:: Figure data in JSON ::

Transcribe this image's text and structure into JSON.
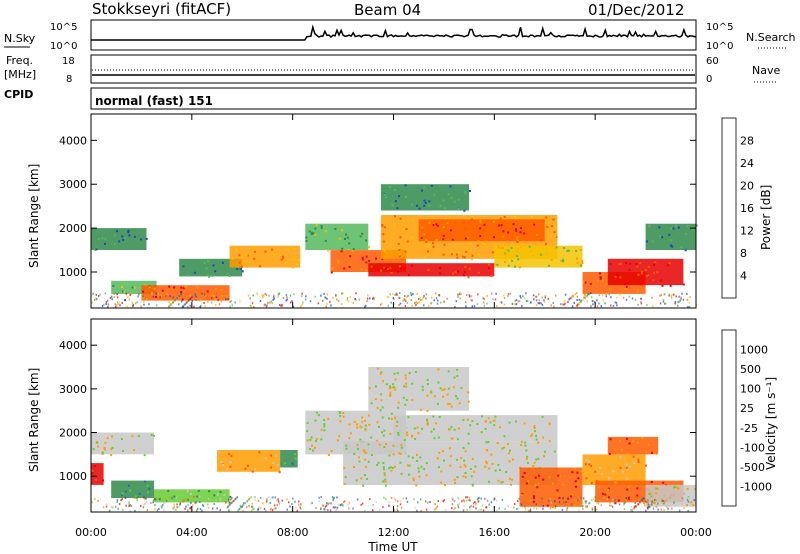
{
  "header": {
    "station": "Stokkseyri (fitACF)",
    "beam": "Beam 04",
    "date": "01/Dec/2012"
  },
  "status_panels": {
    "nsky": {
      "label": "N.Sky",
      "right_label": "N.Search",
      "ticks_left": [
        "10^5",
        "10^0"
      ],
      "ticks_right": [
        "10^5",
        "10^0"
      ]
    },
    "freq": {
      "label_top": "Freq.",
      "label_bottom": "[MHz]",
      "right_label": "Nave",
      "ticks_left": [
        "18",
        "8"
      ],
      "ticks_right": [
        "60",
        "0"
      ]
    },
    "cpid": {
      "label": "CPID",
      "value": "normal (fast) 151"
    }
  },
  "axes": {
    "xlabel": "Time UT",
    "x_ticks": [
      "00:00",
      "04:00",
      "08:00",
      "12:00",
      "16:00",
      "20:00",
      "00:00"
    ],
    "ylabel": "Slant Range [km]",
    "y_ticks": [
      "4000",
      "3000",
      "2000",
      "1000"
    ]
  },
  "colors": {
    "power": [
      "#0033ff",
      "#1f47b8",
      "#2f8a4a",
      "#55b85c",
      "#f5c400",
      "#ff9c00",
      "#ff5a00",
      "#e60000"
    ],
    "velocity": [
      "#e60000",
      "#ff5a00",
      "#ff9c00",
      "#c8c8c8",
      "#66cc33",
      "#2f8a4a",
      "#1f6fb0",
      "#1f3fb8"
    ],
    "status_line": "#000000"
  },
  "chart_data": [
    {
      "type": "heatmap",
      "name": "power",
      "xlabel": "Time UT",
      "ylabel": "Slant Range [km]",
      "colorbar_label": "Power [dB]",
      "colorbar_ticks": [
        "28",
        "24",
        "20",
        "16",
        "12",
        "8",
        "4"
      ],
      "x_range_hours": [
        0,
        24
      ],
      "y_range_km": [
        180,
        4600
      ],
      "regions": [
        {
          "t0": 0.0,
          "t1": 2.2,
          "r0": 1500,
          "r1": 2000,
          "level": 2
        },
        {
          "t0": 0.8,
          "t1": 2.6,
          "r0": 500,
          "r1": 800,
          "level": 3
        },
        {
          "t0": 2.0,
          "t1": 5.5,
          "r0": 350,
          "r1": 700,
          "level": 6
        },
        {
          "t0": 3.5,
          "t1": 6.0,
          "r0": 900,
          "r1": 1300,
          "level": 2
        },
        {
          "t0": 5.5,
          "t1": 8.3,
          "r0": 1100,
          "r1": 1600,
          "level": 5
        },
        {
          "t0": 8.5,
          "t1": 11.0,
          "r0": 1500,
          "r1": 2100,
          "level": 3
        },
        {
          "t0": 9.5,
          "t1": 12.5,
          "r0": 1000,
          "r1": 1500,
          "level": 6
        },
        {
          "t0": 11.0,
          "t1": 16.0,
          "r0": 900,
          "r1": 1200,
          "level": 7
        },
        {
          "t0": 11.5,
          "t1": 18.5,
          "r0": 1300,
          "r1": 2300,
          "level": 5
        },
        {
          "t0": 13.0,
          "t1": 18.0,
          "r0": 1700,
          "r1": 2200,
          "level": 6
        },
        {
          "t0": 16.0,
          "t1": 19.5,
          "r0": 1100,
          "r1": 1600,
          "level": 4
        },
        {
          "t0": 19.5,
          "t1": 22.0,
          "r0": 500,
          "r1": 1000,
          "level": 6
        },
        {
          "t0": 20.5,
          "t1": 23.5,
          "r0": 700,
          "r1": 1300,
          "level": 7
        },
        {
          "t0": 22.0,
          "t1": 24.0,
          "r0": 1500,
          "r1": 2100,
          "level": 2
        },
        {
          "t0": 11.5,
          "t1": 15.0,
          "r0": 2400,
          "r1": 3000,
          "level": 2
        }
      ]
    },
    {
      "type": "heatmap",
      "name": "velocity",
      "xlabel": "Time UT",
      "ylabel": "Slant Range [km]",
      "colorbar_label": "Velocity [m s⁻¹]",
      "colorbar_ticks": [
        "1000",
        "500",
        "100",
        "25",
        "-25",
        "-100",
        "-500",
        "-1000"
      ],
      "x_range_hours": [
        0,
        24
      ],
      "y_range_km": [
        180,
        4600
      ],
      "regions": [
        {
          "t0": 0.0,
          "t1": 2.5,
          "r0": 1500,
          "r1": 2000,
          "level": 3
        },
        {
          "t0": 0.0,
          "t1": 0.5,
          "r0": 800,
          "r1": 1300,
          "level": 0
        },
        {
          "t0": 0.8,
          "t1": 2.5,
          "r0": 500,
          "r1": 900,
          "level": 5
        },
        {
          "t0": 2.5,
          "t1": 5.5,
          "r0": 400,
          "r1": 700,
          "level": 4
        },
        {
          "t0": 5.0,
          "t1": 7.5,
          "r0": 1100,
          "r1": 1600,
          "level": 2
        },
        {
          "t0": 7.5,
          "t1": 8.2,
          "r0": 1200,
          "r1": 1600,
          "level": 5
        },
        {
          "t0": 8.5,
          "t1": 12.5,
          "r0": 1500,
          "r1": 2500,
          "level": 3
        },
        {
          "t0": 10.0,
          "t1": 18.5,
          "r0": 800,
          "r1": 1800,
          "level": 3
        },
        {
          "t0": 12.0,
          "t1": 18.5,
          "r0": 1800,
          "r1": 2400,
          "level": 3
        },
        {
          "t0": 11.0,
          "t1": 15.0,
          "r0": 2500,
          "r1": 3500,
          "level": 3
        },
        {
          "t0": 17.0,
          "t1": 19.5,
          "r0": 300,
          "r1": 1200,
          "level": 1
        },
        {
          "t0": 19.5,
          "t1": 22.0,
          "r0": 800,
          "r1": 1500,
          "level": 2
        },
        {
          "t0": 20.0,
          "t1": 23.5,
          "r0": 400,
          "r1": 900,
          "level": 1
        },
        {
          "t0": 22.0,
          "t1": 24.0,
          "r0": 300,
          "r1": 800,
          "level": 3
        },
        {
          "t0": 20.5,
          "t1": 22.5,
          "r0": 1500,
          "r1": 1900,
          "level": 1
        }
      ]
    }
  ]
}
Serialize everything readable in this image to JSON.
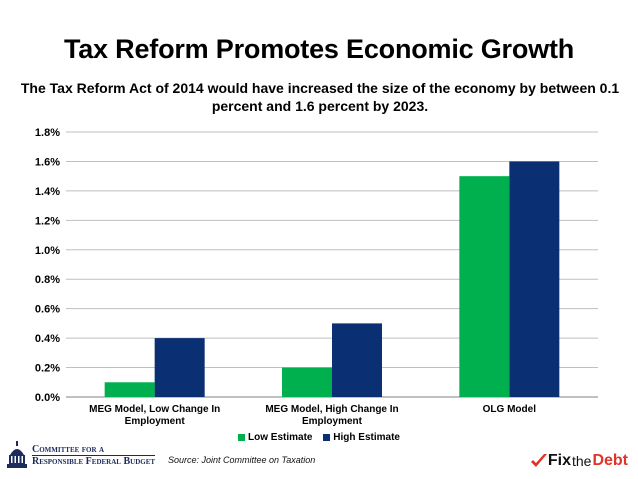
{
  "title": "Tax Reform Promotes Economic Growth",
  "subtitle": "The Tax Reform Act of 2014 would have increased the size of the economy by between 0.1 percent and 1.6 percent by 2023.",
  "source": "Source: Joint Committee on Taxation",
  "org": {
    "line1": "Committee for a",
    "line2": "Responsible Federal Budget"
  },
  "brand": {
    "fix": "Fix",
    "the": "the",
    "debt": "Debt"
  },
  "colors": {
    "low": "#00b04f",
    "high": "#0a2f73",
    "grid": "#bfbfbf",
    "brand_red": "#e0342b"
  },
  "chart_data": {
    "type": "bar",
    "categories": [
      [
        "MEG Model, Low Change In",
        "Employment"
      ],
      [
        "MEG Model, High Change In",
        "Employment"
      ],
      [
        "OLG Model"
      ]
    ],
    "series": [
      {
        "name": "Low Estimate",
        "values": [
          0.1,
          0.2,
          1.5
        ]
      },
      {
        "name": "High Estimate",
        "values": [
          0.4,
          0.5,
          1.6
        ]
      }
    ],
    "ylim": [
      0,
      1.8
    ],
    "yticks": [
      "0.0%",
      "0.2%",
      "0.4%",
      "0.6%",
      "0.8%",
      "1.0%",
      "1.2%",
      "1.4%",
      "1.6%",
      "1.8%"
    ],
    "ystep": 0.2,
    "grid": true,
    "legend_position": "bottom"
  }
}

:: What is needed ::
Leave the pictures out, and transcribe each of the records exactly.

:: Response to the exercise ::
Transcribe this image's text and structure into JSON.
{
  "header": {
    "station": "Stokkseyri (fitACF)",
    "beam": "Beam 04",
    "date": "01/Dec/2012"
  },
  "status_panels": {
    "nsky": {
      "label": "N.Sky",
      "right_label": "N.Search",
      "ticks_left": [
        "10^5",
        "10^0"
      ],
      "ticks_right": [
        "10^5",
        "10^0"
      ]
    },
    "freq": {
      "label_top": "Freq.",
      "label_bottom": "[MHz]",
      "right_label": "Nave",
      "ticks_left": [
        "18",
        "8"
      ],
      "ticks_right": [
        "60",
        "0"
      ]
    },
    "cpid": {
      "label": "CPID",
      "value": "normal (fast) 151"
    }
  },
  "axes": {
    "xlabel": "Time UT",
    "x_ticks": [
      "00:00",
      "04:00",
      "08:00",
      "12:00",
      "16:00",
      "20:00",
      "00:00"
    ],
    "ylabel": "Slant Range [km]",
    "y_ticks": [
      "4000",
      "3000",
      "2000",
      "1000"
    ]
  },
  "colors": {
    "power": [
      "#0033ff",
      "#1f47b8",
      "#2f8a4a",
      "#55b85c",
      "#f5c400",
      "#ff9c00",
      "#ff5a00",
      "#e60000"
    ],
    "velocity": [
      "#e60000",
      "#ff5a00",
      "#ff9c00",
      "#c8c8c8",
      "#66cc33",
      "#2f8a4a",
      "#1f6fb0",
      "#1f3fb8"
    ],
    "status_line": "#000000"
  },
  "chart_data": [
    {
      "type": "heatmap",
      "name": "power",
      "xlabel": "Time UT",
      "ylabel": "Slant Range [km]",
      "colorbar_label": "Power [dB]",
      "colorbar_ticks": [
        "28",
        "24",
        "20",
        "16",
        "12",
        "8",
        "4"
      ],
      "x_range_hours": [
        0,
        24
      ],
      "y_range_km": [
        180,
        4600
      ],
      "regions": [
        {
          "t0": 0.0,
          "t1": 2.2,
          "r0": 1500,
          "r1": 2000,
          "level": 2
        },
        {
          "t0": 0.8,
          "t1": 2.6,
          "r0": 500,
          "r1": 800,
          "level": 3
        },
        {
          "t0": 2.0,
          "t1": 5.5,
          "r0": 350,
          "r1": 700,
          "level": 6
        },
        {
          "t0": 3.5,
          "t1": 6.0,
          "r0": 900,
          "r1": 1300,
          "level": 2
        },
        {
          "t0": 5.5,
          "t1": 8.3,
          "r0": 1100,
          "r1": 1600,
          "level": 5
        },
        {
          "t0": 8.5,
          "t1": 11.0,
          "r0": 1500,
          "r1": 2100,
          "level": 3
        },
        {
          "t0": 9.5,
          "t1": 12.5,
          "r0": 1000,
          "r1": 1500,
          "level": 6
        },
        {
          "t0": 11.0,
          "t1": 16.0,
          "r0": 900,
          "r1": 1200,
          "level": 7
        },
        {
          "t0": 11.5,
          "t1": 18.5,
          "r0": 1300,
          "r1": 2300,
          "level": 5
        },
        {
          "t0": 13.0,
          "t1": 18.0,
          "r0": 1700,
          "r1": 2200,
          "level": 6
        },
        {
          "t0": 16.0,
          "t1": 19.5,
          "r0": 1100,
          "r1": 1600,
          "level": 4
        },
        {
          "t0": 19.5,
          "t1": 22.0,
          "r0": 500,
          "r1": 1000,
          "level": 6
        },
        {
          "t0": 20.5,
          "t1": 23.5,
          "r0": 700,
          "r1": 1300,
          "level": 7
        },
        {
          "t0": 22.0,
          "t1": 24.0,
          "r0": 1500,
          "r1": 2100,
          "level": 2
        },
        {
          "t0": 11.5,
          "t1": 15.0,
          "r0": 2400,
          "r1": 3000,
          "level": 2
        }
      ]
    },
    {
      "type": "heatmap",
      "name": "velocity",
      "xlabel": "Time UT",
      "ylabel": "Slant Range [km]",
      "colorbar_label": "Velocity [m s⁻¹]",
      "colorbar_ticks": [
        "1000",
        "500",
        "100",
        "25",
        "-25",
        "-100",
        "-500",
        "-1000"
      ],
      "x_range_hours": [
        0,
        24
      ],
      "y_range_km": [
        180,
        4600
      ],
      "regions": [
        {
          "t0": 0.0,
          "t1": 2.5,
          "r0": 1500,
          "r1": 2000,
          "level": 3
        },
        {
          "t0": 0.0,
          "t1": 0.5,
          "r0": 800,
          "r1": 1300,
          "level": 0
        },
        {
          "t0": 0.8,
          "t1": 2.5,
          "r0": 500,
          "r1": 900,
          "level": 5
        },
        {
          "t0": 2.5,
          "t1": 5.5,
          "r0": 400,
          "r1": 700,
          "level": 4
        },
        {
          "t0": 5.0,
          "t1": 7.5,
          "r0": 1100,
          "r1": 1600,
          "level": 2
        },
        {
          "t0": 7.5,
          "t1": 8.2,
          "r0": 1200,
          "r1": 1600,
          "level": 5
        },
        {
          "t0": 8.5,
          "t1": 12.5,
          "r0": 1500,
          "r1": 2500,
          "level": 3
        },
        {
          "t0": 10.0,
          "t1": 18.5,
          "r0": 800,
          "r1": 1800,
          "level": 3
        },
        {
          "t0": 12.0,
          "t1": 18.5,
          "r0": 1800,
          "r1": 2400,
          "level": 3
        },
        {
          "t0": 11.0,
          "t1": 15.0,
          "r0": 2500,
          "r1": 3500,
          "level": 3
        },
        {
          "t0": 17.0,
          "t1": 19.5,
          "r0": 300,
          "r1": 1200,
          "level": 1
        },
        {
          "t0": 19.5,
          "t1": 22.0,
          "r0": 800,
          "r1": 1500,
          "level": 2
        },
        {
          "t0": 20.0,
          "t1": 23.5,
          "r0": 400,
          "r1": 900,
          "level": 1
        },
        {
          "t0": 22.0,
          "t1": 24.0,
          "r0": 300,
          "r1": 800,
          "level": 3
        },
        {
          "t0": 20.5,
          "t1": 22.5,
          "r0": 1500,
          "r1": 1900,
          "level": 1
        }
      ]
    }
  ]
}
Serialize everything readable in this image to JSON.
{
  "title": "Tax Reform Promotes Economic Growth",
  "subtitle": "The Tax Reform Act of 2014 would have increased the size of the economy by between 0.1 percent and 1.6 percent by 2023.",
  "source": "Source: Joint Committee on Taxation",
  "org": {
    "line1": "Committee for a",
    "line2": "Responsible Federal Budget"
  },
  "brand": {
    "fix": "Fix",
    "the": "the",
    "debt": "Debt"
  },
  "colors": {
    "low": "#00b04f",
    "high": "#0a2f73",
    "grid": "#bfbfbf",
    "brand_red": "#e0342b"
  },
  "chart_data": {
    "type": "bar",
    "categories": [
      [
        "MEG Model, Low Change In",
        "Employment"
      ],
      [
        "MEG Model, High Change In",
        "Employment"
      ],
      [
        "OLG Model"
      ]
    ],
    "series": [
      {
        "name": "Low Estimate",
        "values": [
          0.1,
          0.2,
          1.5
        ]
      },
      {
        "name": "High Estimate",
        "values": [
          0.4,
          0.5,
          1.6
        ]
      }
    ],
    "ylim": [
      0,
      1.8
    ],
    "yticks": [
      "0.0%",
      "0.2%",
      "0.4%",
      "0.6%",
      "0.8%",
      "1.0%",
      "1.2%",
      "1.4%",
      "1.6%",
      "1.8%"
    ],
    "ystep": 0.2,
    "grid": true,
    "legend_position": "bottom"
  }
}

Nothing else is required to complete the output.